WORK REQUIRED
Copy out unchanged the entries that begin with the line containing "- logo-text: Ministerstwo" and end with the line containing "- stat-label: liczba osób, które". Include both of those lines.

DATA FOR THE TASK
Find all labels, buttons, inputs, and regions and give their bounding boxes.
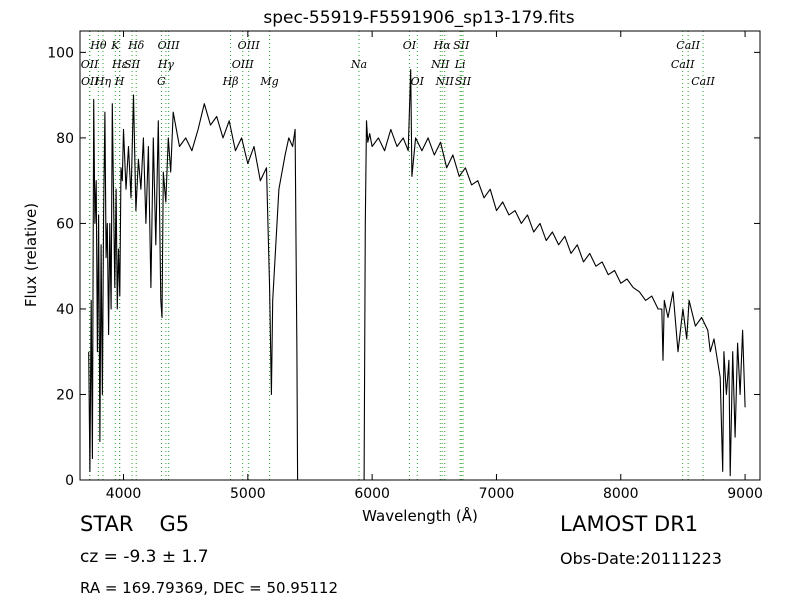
redshift-cz: cz = -9.3 ± 1.7: [80, 547, 209, 567]
x-tick-label-3: 7000: [479, 486, 515, 502]
line-marker-label-13: OIII: [232, 58, 255, 71]
line-marker-label-7: H: [114, 75, 125, 88]
y-tick-label-0: 0: [65, 473, 74, 489]
plot-frame: [79, 30, 761, 481]
line-marker-label-16: Na: [350, 58, 367, 71]
line-marker-label-15: Mg: [259, 75, 278, 88]
line-marker-label-24: SII: [455, 75, 472, 88]
chart-title: spec-55919-F5591906_sp13-179.fits: [263, 8, 574, 28]
line-marker-label-10: Hγ: [157, 58, 175, 71]
spectral-line-markers: [89, 31, 704, 480]
line-marker-label-12: OIII: [238, 39, 261, 52]
x-axis-label: Wavelength (Å): [362, 506, 478, 525]
y-tick-label-2: 40: [56, 302, 74, 318]
y-tick-label-1: 20: [56, 387, 74, 403]
line-marker-label-22: Li: [454, 58, 466, 71]
y-tick-label-4: 80: [56, 131, 74, 147]
line-marker-label-21: NII: [430, 58, 450, 71]
line-marker-label-20: SII: [453, 39, 470, 52]
line-marker-label-19: Hα: [433, 39, 452, 52]
line-marker-label-11: G: [157, 75, 166, 88]
line-marker-label-0: Hθ: [89, 39, 107, 52]
y-tick-label-3: 60: [56, 216, 74, 232]
x-tick-label-0: 4000: [106, 486, 142, 502]
line-marker-label-23: NII: [435, 75, 455, 88]
line-marker-label-3: Hε: [111, 58, 128, 71]
object-class: STAR: [80, 512, 134, 536]
line-marker-label-14: Hβ: [222, 75, 239, 88]
x-tick-label-1: 5000: [230, 486, 266, 502]
line-marker-label-17: OI: [403, 39, 417, 52]
observation-date: Obs-Date:20111223: [560, 549, 722, 568]
line-marker-label-27: CaII: [691, 75, 715, 88]
line-marker-label-9: OIII: [158, 39, 181, 52]
line-marker-label-6: SII: [124, 58, 141, 71]
spectral-line-labels: Hθ OII OII Hε Hη K SII H Hδ OIII Hγ G OIII OIII Hβ Mg Na…: [81, 39, 716, 88]
line-marker-label-25: CaII: [676, 39, 700, 52]
ra-dec-coordinates: RA = 169.79369, DEC = 50.95112: [80, 579, 339, 597]
object-classification: STAR G5: [80, 512, 189, 536]
survey-name: LAMOST DR1: [560, 512, 699, 536]
y-tick-label-5: 100: [47, 45, 74, 61]
axis-ticks: 4000 5000 6000 7000 8000 9000 0 20 40 60 80 100: [47, 31, 763, 502]
x-tick-label-4: 8000: [603, 486, 639, 502]
line-marker-label-8: Hδ: [127, 39, 145, 52]
line-marker-label-1: OII: [81, 58, 99, 71]
line-marker-label-18: OI: [411, 75, 425, 88]
object-subclass: G5: [159, 512, 190, 536]
line-marker-label-5: K: [110, 39, 120, 52]
y-axis-label: Flux (relative): [22, 203, 40, 307]
x-tick-label-2: 6000: [354, 486, 390, 502]
line-marker-label-2: OII: [81, 75, 99, 88]
x-tick-label-5: 9000: [727, 486, 763, 502]
line-marker-label-26: CaII: [671, 58, 695, 71]
line-marker-label-4: Hη: [94, 75, 112, 88]
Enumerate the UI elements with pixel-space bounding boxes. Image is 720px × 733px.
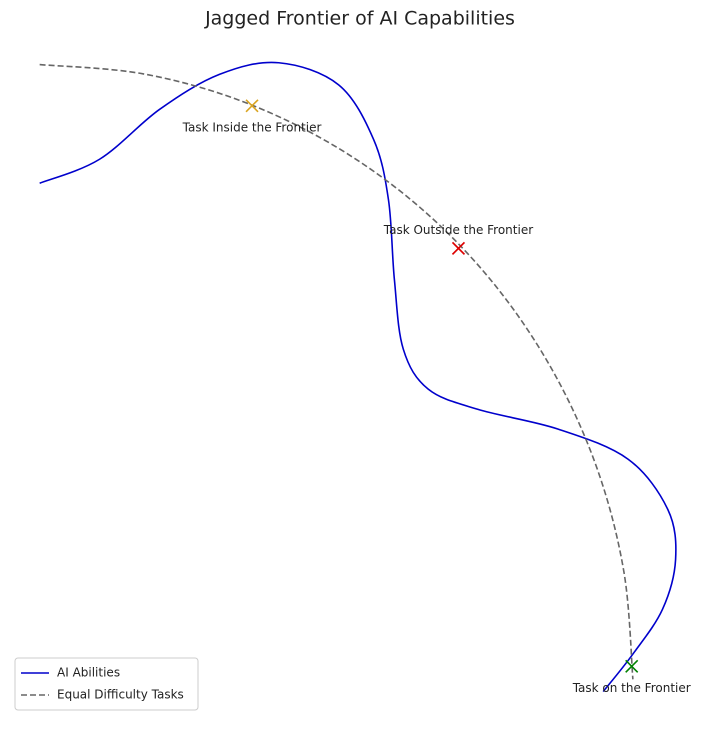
legend-label: AI Abilities bbox=[57, 666, 120, 680]
line bbox=[39, 61, 677, 693]
annotation: Task Outside the Frontier bbox=[383, 223, 533, 237]
legend-label: Equal Difficulty Tasks bbox=[57, 688, 184, 702]
annotation: Task on the Frontier bbox=[572, 681, 691, 695]
line bbox=[39, 63, 634, 680]
task-marker bbox=[245, 99, 259, 113]
annotation: Task Inside the Frontier bbox=[182, 120, 322, 134]
chart-title: Jagged Frontier of AI Capabilities bbox=[204, 8, 515, 30]
marker-stroke bbox=[625, 659, 639, 673]
task-marker bbox=[625, 659, 639, 673]
marker-stroke bbox=[245, 99, 259, 113]
task-marker bbox=[451, 241, 466, 255]
legend-box bbox=[14, 657, 199, 711]
marker-stroke bbox=[451, 241, 466, 255]
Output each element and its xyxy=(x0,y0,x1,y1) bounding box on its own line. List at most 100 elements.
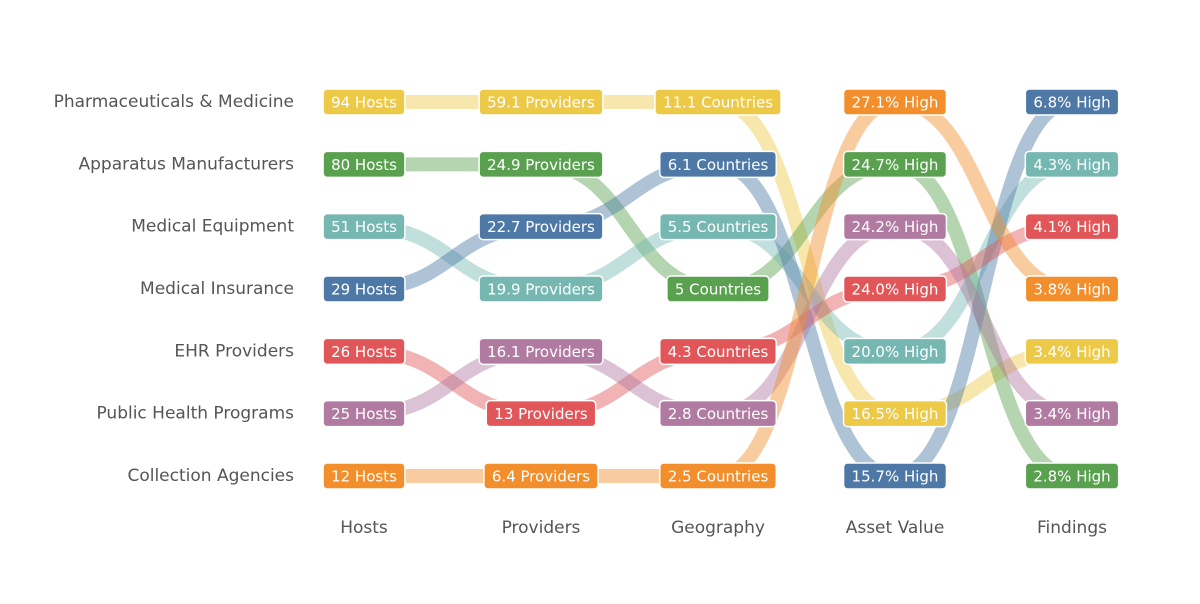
value-box: 11.1 Countries xyxy=(654,88,782,116)
value-label: 51 Hosts xyxy=(331,218,397,236)
value-box-bg xyxy=(478,275,604,303)
value-label: 2.5 Countries xyxy=(668,467,769,485)
value-box: 3.4% High xyxy=(1024,337,1120,366)
value-box: 16.1 Providers xyxy=(478,337,604,366)
value-box-bg xyxy=(478,212,604,241)
value-box-bg xyxy=(842,337,948,366)
value-label: 24.2% High xyxy=(852,218,939,236)
value-box-bg xyxy=(1024,337,1120,366)
row-label: Collection Agencies xyxy=(127,466,294,486)
value-box-bg xyxy=(1024,399,1120,428)
value-label: 59.1 Providers xyxy=(487,94,595,112)
value-label: 22.7 Providers xyxy=(487,218,595,236)
column-label: Geography xyxy=(671,518,765,538)
value-box-bg xyxy=(658,462,778,490)
value-label: 20.0% High xyxy=(852,343,939,361)
value-box-bg xyxy=(478,88,604,116)
value-label: 80 Hosts xyxy=(331,156,397,174)
column-label: Hosts xyxy=(340,518,388,538)
value-box: 26 Hosts xyxy=(322,337,406,366)
value-box-bg xyxy=(658,150,778,179)
value-label: 3.4% High xyxy=(1033,343,1110,361)
value-box-bg xyxy=(483,462,599,490)
value-label: 16.5% High xyxy=(852,405,939,423)
value-box: 29 Hosts xyxy=(322,275,406,303)
value-box-bg xyxy=(842,275,948,303)
row-label: Apparatus Manufacturers xyxy=(79,154,295,174)
value-box: 27.1% High xyxy=(842,88,948,116)
value-box: 3.8% High xyxy=(1024,275,1120,303)
value-box: 5 Countries xyxy=(666,275,770,303)
value-label: 24.7% High xyxy=(852,156,939,174)
value-box-bg xyxy=(322,399,406,428)
series-band xyxy=(364,157,1073,483)
value-box: 6.1 Countries xyxy=(658,150,778,179)
value-box-bg xyxy=(1024,88,1120,116)
column-label: Providers xyxy=(502,518,581,538)
value-box-bg xyxy=(654,88,782,116)
value-box: 59.1 Providers xyxy=(478,88,604,116)
value-box-bg xyxy=(1024,212,1120,241)
value-box: 6.8% High xyxy=(1024,88,1120,116)
row-label: Medical Insurance xyxy=(140,279,294,299)
value-box: 2.8 Countries xyxy=(658,399,778,428)
row-label: Public Health Programs xyxy=(96,404,294,424)
value-box: 13 Providers xyxy=(485,399,597,428)
value-box: 24.2% High xyxy=(842,212,948,241)
value-label: 4.1% High xyxy=(1033,218,1110,236)
value-box-bg xyxy=(842,462,948,490)
value-label: 27.1% High xyxy=(852,94,939,112)
value-label: 29 Hosts xyxy=(331,280,397,298)
value-label: 26 Hosts xyxy=(331,343,397,361)
value-label: 16.1 Providers xyxy=(487,343,595,361)
value-label: 2.8 Countries xyxy=(668,405,769,423)
value-box: 24.7% High xyxy=(842,150,948,179)
value-box-bg xyxy=(658,337,778,366)
value-box-bg xyxy=(322,150,406,179)
value-label: 6.8% High xyxy=(1033,94,1110,112)
value-box-bg xyxy=(666,275,770,303)
value-box: 25 Hosts xyxy=(322,399,406,428)
value-label: 3.8% High xyxy=(1033,280,1110,298)
value-box-bg xyxy=(485,399,597,428)
value-label: 4.3% High xyxy=(1033,156,1110,174)
value-box: 20.0% High xyxy=(842,337,948,366)
value-box: 4.1% High xyxy=(1024,212,1120,241)
value-box: 6.4 Providers xyxy=(483,462,599,490)
value-box-bg xyxy=(322,462,406,490)
value-box-bg xyxy=(322,275,406,303)
value-label: 5 Countries xyxy=(675,280,761,298)
value-label: 24.0% High xyxy=(852,280,939,298)
value-box-bg xyxy=(322,337,406,366)
value-box: 2.5 Countries xyxy=(658,462,778,490)
value-box-bg xyxy=(478,150,604,179)
value-box: 19.9 Providers xyxy=(478,275,604,303)
value-box: 3.4% High xyxy=(1024,399,1120,428)
value-box-bg xyxy=(658,212,778,241)
value-box-bg xyxy=(322,212,406,241)
value-box: 5.5 Countries xyxy=(658,212,778,241)
value-box-bg xyxy=(1024,462,1120,490)
column-label: Asset Value xyxy=(846,518,945,538)
row-label: Pharmaceuticals & Medicine xyxy=(54,92,294,112)
value-box-bg xyxy=(322,88,406,116)
value-label: 13 Providers xyxy=(494,405,588,423)
value-label: 12 Hosts xyxy=(331,467,397,485)
value-box: 12 Hosts xyxy=(322,462,406,490)
value-label: 25 Hosts xyxy=(331,405,397,423)
value-box-bg xyxy=(1024,150,1120,179)
value-label: 5.5 Countries xyxy=(668,218,769,236)
value-label: 6.4 Providers xyxy=(492,467,590,485)
value-box: 24.0% High xyxy=(842,275,948,303)
value-box: 94 Hosts xyxy=(322,88,406,116)
value-box-bg xyxy=(658,399,778,428)
value-box: 22.7 Providers xyxy=(478,212,604,241)
value-box: 16.5% High xyxy=(842,399,948,428)
column-label: Findings xyxy=(1037,518,1107,538)
value-label: 19.9 Providers xyxy=(487,280,595,298)
value-label: 24.9 Providers xyxy=(487,156,595,174)
value-label: 11.1 Countries xyxy=(663,94,773,112)
value-box-bg xyxy=(1024,275,1120,303)
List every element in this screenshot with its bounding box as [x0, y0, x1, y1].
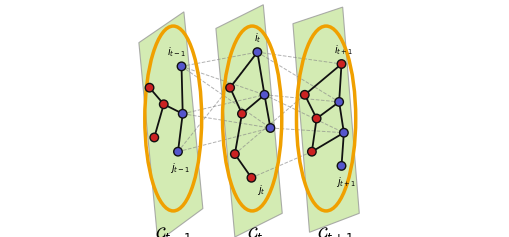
Circle shape [307, 147, 316, 156]
Text: $i_t$: $i_t$ [253, 31, 261, 45]
Text: $j_{t+1}$: $j_{t+1}$ [335, 175, 356, 190]
Circle shape [252, 48, 261, 56]
Circle shape [159, 100, 167, 109]
Circle shape [145, 83, 154, 92]
Text: $i_{t-1}$: $i_{t-1}$ [167, 45, 186, 59]
Circle shape [312, 114, 320, 123]
Circle shape [230, 150, 239, 158]
Circle shape [339, 128, 348, 137]
Circle shape [225, 83, 234, 92]
Polygon shape [292, 7, 358, 232]
Text: $\mathcal{G}_{t-1}$: $\mathcal{G}_{t-1}$ [154, 225, 191, 237]
Polygon shape [215, 5, 281, 237]
Circle shape [247, 173, 255, 182]
Circle shape [237, 109, 246, 118]
Text: $j_t$: $j_t$ [256, 182, 265, 197]
Circle shape [300, 91, 308, 99]
Polygon shape [138, 12, 203, 237]
Circle shape [336, 162, 345, 170]
Text: $\mathcal{G}_{t}$: $\mathcal{G}_{t}$ [246, 225, 263, 237]
Text: $\mathcal{G}_{t+1}$: $\mathcal{G}_{t+1}$ [317, 225, 353, 237]
Text: $i_{t+1}$: $i_{t+1}$ [333, 43, 353, 57]
Circle shape [334, 98, 343, 106]
Text: $j_{t-1}$: $j_{t-1}$ [170, 161, 190, 175]
Circle shape [177, 62, 185, 71]
Circle shape [260, 91, 268, 99]
Circle shape [178, 109, 187, 118]
Circle shape [336, 60, 345, 68]
Circle shape [150, 133, 158, 142]
Circle shape [174, 147, 182, 156]
Circle shape [266, 124, 274, 132]
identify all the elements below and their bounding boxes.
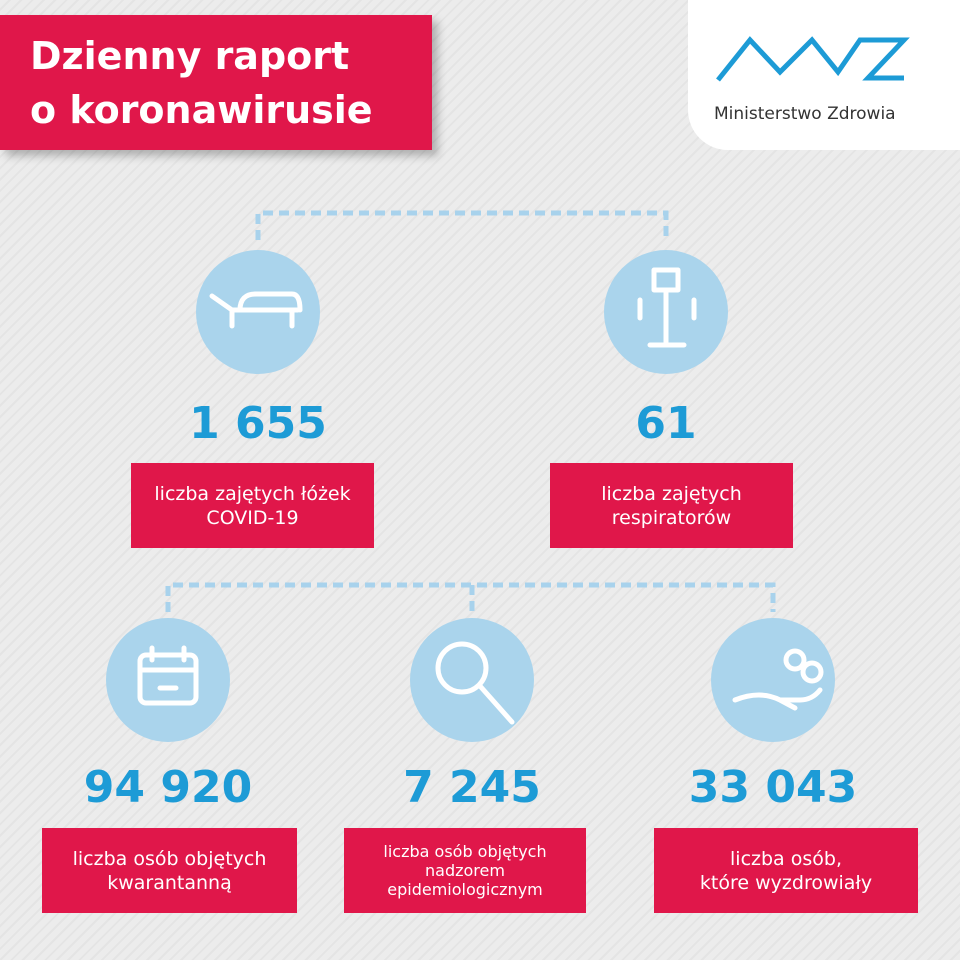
- logo-text: Ministerstwo Zdrowia: [714, 104, 896, 124]
- stat-label-line: liczba osób,: [730, 847, 842, 870]
- stat-label-line: które wyzdrowiały: [699, 871, 873, 894]
- stat-label-line: liczba zajętych łóżek: [154, 482, 351, 505]
- stat-label-line: respiratorów: [611, 506, 732, 529]
- stat-value: 94 920: [83, 762, 253, 813]
- logo: Ministerstwo Zdrowia: [688, 0, 960, 150]
- title-line: o koronawirusie: [30, 88, 373, 132]
- title-line: Dzienny raport: [30, 34, 350, 78]
- stat-value: 33 043: [688, 762, 858, 813]
- stat-label: liczba osób objętych kwarantanną: [42, 828, 297, 913]
- stat-label: liczba osób objętych nadzorem epidemiologi…: [344, 828, 586, 913]
- stat-value: 1 655: [189, 398, 327, 449]
- stat-label-line: COVID-19: [206, 506, 299, 529]
- title: Dzienny raport o koronawirusie: [0, 15, 432, 150]
- stat-label: liczba osób, które wyzdrowiały: [654, 828, 918, 913]
- logo-mark: [716, 36, 910, 82]
- stat-value: 7 245: [403, 762, 541, 813]
- stat-label-line: liczba osób objętych: [383, 842, 547, 861]
- stat-label: liczba zajętych respiratorów: [550, 463, 793, 548]
- stat-label-line: epidemiologicznym: [387, 880, 543, 899]
- stat-label: liczba zajętych łóżek COVID-19: [131, 463, 374, 548]
- stat-label-line: liczba zajętych: [601, 482, 742, 505]
- stat-label-line: kwarantanną: [107, 871, 232, 894]
- stat-value: 61: [635, 398, 697, 449]
- stat-label-line: nadzorem: [425, 861, 505, 880]
- stat-label-line: liczba osób objętych: [72, 847, 267, 870]
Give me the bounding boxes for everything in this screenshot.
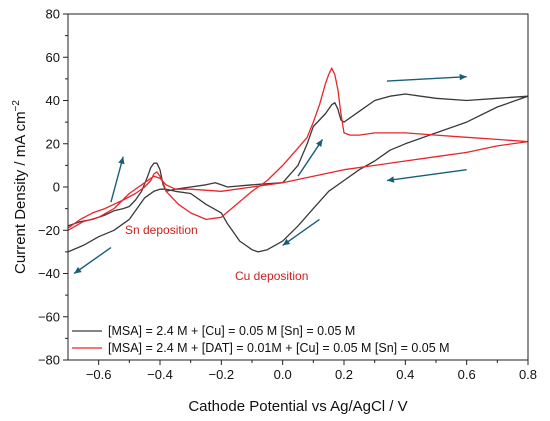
x-axis-title: Cathode Potential vs Ag/AgCl / V [188, 398, 407, 415]
y-tick-label: 20 [46, 136, 60, 151]
y-tick-label: 80 [46, 7, 60, 22]
arrow-layer [73, 73, 467, 275]
series-line-2 [67, 67, 529, 231]
y-tick-label: 60 [46, 50, 60, 65]
direction-arrow-shaft [386, 76, 467, 82]
y-tick-label: 0 [53, 180, 60, 195]
series-line-1 [67, 93, 529, 253]
x-tick-label: 0.6 [458, 367, 476, 382]
tick-layer: −0.6 −0.4 −0.2 0.0 0.2 0.4 0.6 0.8 −80 −60 −40 −20 0… [38, 7, 537, 383]
direction-arrow-head [459, 73, 467, 81]
x-tick-label: 0.4 [396, 367, 414, 382]
series-layer [67, 67, 529, 253]
direction-arrow-shaft [297, 139, 324, 177]
x-tick-label: 0.0 [274, 367, 292, 382]
y-tick-label: −80 [38, 353, 60, 368]
legend-label-series-1: [MSA] = 2.4 M + [Cu] = 0.05 M [Sn] = 0.0… [108, 324, 355, 338]
y-tick-label: −40 [38, 266, 60, 281]
direction-arrow-shaft [282, 218, 320, 246]
legend-label-series-2: [MSA] = 2.4 M + [DAT] = 0.01M + [Cu] = 0… [108, 341, 450, 355]
x-tick-label: −0.2 [208, 367, 234, 382]
x-tick-label: 0.8 [519, 367, 537, 382]
direction-arrow-head [316, 139, 323, 147]
y-axis-title-superscript: −2 [11, 100, 22, 112]
x-tick-label: −0.4 [147, 367, 173, 382]
y-tick-label: −60 [38, 309, 60, 324]
direction-arrow-head [282, 238, 291, 246]
y-axis-title: Current Density / mA cm−2 [11, 100, 29, 274]
annotation-sn-deposition: Sn deposition [125, 223, 198, 237]
y-tick-label: 40 [46, 93, 60, 108]
direction-arrow-head [118, 156, 125, 165]
x-tick-label: 0.2 [335, 367, 353, 382]
x-tick-label: −0.6 [86, 367, 112, 382]
direction-arrow-head [74, 266, 82, 274]
direction-arrow-head [386, 176, 395, 183]
legend: [MSA] = 2.4 M + [Cu] = 0.05 M [Sn] = 0.0… [72, 324, 450, 355]
direction-arrow-shaft [386, 169, 467, 182]
direction-arrow-shaft [73, 246, 112, 275]
annotation-cu-deposition: Cu deposition [235, 269, 308, 283]
y-tick-label: −20 [38, 223, 60, 238]
direction-arrow-shaft [110, 156, 124, 203]
y-axis-title-main: Current Density / mA cm [12, 111, 29, 274]
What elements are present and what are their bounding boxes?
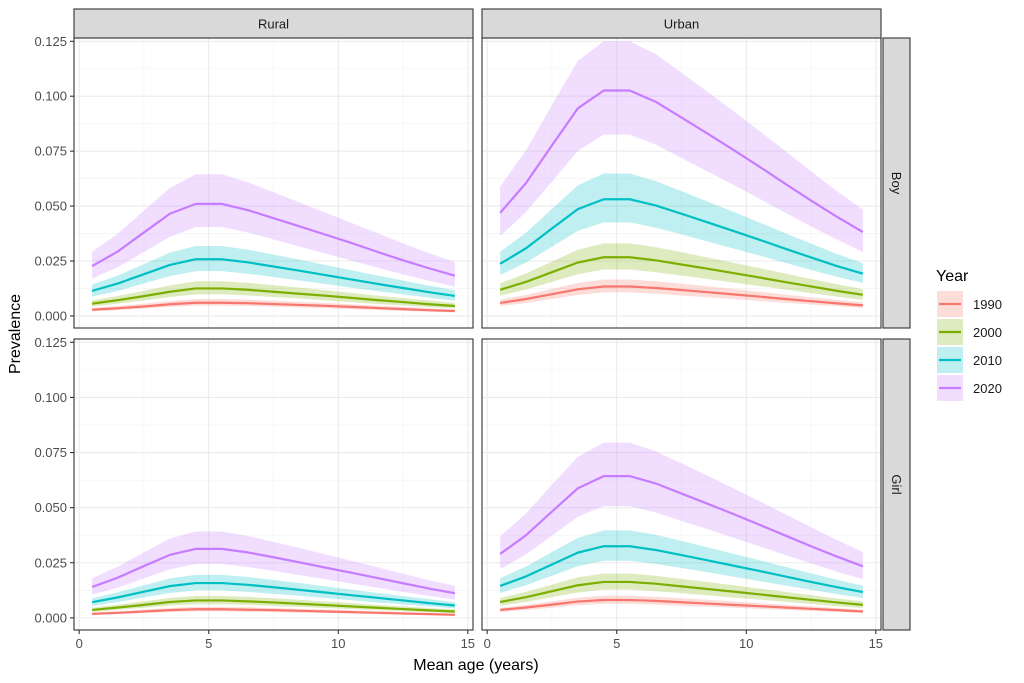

FULL ANSWER
- logo-text: Ministerstwo Zdrowia: [714, 104, 896, 124]
- stat-label-line: liczba osób,: [730, 847, 842, 870]
- stat-label-line: które wyzdrowiały: [699, 871, 873, 894]
- stat-label-line: liczba zajętych łóżek: [154, 482, 351, 505]
- stat-label-line: respiratorów: [611, 506, 732, 529]
- stat-value: 94 920: [83, 762, 253, 813]
- logo: Ministerstwo Zdrowia: [688, 0, 960, 150]
- title-line: o koronawirusie: [30, 88, 373, 132]
- title-line: Dzienny raport: [30, 34, 350, 78]
- stat-value: 33 043: [688, 762, 858, 813]
- stat-label: liczba osób objętych kwarantanną: [42, 828, 297, 913]
- stat-label: liczba osób objętych nadzorem epidemiologi…: [344, 828, 586, 913]
- stat-value: 1 655: [189, 398, 327, 449]
- stat-label-line: COVID-19: [206, 506, 299, 529]
- title: Dzienny raport o koronawirusie: [0, 15, 432, 150]
- stat-label: liczba osób, które wyzdrowiały: [654, 828, 918, 913]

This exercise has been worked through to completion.